Excerpt from a dataset
══════════════════════════════

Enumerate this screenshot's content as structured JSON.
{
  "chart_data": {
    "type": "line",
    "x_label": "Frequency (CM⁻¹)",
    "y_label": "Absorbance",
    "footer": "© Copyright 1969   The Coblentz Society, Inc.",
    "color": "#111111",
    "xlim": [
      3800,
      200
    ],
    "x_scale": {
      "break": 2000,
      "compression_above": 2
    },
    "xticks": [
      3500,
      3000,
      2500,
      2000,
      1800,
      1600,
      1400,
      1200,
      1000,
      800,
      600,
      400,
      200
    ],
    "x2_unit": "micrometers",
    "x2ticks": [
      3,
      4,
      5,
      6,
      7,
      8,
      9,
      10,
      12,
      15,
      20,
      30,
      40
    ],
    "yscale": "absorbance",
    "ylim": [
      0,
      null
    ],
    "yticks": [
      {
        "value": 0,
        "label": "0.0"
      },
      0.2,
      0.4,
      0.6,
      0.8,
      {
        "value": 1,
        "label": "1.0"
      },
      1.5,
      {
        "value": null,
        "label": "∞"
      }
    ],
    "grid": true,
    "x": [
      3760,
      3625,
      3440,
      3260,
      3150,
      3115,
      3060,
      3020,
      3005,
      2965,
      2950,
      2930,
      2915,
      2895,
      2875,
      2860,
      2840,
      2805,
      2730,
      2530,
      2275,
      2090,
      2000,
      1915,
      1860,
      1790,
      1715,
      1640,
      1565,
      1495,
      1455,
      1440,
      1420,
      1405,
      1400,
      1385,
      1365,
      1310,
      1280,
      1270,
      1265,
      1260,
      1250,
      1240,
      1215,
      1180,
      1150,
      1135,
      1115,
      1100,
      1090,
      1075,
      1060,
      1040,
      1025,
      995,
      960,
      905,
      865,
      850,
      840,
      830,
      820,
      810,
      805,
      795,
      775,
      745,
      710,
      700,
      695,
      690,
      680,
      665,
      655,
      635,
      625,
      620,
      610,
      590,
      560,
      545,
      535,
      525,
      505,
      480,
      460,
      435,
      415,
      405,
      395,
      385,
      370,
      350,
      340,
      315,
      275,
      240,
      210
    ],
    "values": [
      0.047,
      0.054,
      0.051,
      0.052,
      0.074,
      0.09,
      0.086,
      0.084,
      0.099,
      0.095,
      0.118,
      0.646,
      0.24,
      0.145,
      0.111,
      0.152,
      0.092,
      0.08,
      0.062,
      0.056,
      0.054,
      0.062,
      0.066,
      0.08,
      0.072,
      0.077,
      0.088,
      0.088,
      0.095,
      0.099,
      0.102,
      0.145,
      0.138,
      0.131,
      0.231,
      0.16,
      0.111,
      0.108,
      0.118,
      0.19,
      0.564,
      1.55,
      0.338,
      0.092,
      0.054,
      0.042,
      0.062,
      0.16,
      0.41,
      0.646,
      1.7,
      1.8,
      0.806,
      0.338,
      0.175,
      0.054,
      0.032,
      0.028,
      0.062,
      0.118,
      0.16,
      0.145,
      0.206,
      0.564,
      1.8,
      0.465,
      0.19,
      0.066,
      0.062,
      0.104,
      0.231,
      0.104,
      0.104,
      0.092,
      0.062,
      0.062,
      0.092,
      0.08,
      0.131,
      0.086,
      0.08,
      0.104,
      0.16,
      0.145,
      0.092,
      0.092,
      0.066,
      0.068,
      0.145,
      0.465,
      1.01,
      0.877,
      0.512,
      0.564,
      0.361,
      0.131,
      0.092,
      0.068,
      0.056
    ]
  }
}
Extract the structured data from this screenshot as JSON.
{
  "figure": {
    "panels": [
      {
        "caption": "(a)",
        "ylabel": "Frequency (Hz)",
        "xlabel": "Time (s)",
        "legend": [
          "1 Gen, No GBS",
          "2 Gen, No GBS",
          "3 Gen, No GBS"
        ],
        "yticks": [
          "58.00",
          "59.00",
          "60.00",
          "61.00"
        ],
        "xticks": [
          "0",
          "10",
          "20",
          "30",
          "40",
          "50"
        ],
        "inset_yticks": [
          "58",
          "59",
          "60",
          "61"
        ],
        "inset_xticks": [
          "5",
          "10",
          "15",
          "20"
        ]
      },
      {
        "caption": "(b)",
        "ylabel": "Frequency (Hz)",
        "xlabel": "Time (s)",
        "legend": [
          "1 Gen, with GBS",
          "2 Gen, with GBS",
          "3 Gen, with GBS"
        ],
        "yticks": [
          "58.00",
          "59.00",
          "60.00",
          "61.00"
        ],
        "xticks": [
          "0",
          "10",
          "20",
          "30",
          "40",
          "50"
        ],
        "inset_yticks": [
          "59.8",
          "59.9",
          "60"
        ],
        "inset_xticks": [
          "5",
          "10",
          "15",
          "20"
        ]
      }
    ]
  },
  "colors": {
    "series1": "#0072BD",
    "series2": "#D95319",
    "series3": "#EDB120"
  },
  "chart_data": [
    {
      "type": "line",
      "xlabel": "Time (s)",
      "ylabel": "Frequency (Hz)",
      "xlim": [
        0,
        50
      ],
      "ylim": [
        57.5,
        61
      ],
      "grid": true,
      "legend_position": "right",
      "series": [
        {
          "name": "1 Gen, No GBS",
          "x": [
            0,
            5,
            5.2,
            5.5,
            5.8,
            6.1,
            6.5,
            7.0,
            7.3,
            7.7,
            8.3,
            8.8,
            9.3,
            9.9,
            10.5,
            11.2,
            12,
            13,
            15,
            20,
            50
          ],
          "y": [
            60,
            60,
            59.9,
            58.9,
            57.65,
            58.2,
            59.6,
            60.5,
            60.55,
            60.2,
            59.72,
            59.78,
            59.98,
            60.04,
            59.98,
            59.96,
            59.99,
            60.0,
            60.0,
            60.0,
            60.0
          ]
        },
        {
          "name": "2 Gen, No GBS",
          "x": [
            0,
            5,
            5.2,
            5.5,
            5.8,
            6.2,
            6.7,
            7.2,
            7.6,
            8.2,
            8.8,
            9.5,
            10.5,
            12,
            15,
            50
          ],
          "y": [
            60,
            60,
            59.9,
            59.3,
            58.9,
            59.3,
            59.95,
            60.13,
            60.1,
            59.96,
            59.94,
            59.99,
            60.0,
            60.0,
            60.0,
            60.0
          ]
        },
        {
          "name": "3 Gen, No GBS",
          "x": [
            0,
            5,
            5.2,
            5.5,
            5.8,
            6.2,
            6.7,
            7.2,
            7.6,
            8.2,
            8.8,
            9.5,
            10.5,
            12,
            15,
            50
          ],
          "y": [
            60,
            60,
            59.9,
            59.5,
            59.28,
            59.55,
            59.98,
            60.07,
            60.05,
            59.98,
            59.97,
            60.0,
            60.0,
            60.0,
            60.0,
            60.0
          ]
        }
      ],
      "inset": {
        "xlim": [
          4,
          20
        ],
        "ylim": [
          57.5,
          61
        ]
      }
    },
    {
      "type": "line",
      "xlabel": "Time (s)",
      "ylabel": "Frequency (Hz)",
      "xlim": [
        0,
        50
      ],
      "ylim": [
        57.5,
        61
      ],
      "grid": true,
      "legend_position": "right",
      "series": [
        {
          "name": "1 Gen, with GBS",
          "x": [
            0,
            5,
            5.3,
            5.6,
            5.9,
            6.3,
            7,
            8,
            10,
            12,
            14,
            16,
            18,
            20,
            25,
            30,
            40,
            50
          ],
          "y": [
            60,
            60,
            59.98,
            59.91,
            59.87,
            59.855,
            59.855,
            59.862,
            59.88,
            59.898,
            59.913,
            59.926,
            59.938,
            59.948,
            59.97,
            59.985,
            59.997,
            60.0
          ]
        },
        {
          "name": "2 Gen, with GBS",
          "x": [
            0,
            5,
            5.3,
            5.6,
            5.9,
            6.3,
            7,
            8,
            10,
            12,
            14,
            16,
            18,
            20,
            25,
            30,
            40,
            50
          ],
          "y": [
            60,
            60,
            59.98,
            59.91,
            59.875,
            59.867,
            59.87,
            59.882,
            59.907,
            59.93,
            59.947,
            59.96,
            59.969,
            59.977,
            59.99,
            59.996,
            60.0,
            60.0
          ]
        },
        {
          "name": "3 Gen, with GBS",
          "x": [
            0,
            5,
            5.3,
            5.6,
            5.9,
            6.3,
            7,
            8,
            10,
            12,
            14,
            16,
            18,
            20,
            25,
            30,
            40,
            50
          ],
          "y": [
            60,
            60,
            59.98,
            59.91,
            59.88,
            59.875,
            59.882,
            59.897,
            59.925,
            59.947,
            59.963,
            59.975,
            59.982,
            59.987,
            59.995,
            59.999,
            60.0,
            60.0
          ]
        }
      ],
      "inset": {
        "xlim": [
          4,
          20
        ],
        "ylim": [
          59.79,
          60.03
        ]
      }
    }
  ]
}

══════════════════════════════

◆ **Request**
Identify the lines of the data that contain the word "name". Copy each of them.

◆ **Response to this exercise**
          "name": "1 Gen, No GBS",
          "name": "2 Gen, No GBS",
          "name": "3 Gen, No GBS",
          "name": "1 Gen, with GBS",
          "name": "2 Gen, with GBS",
          "name": "3 Gen, with GBS",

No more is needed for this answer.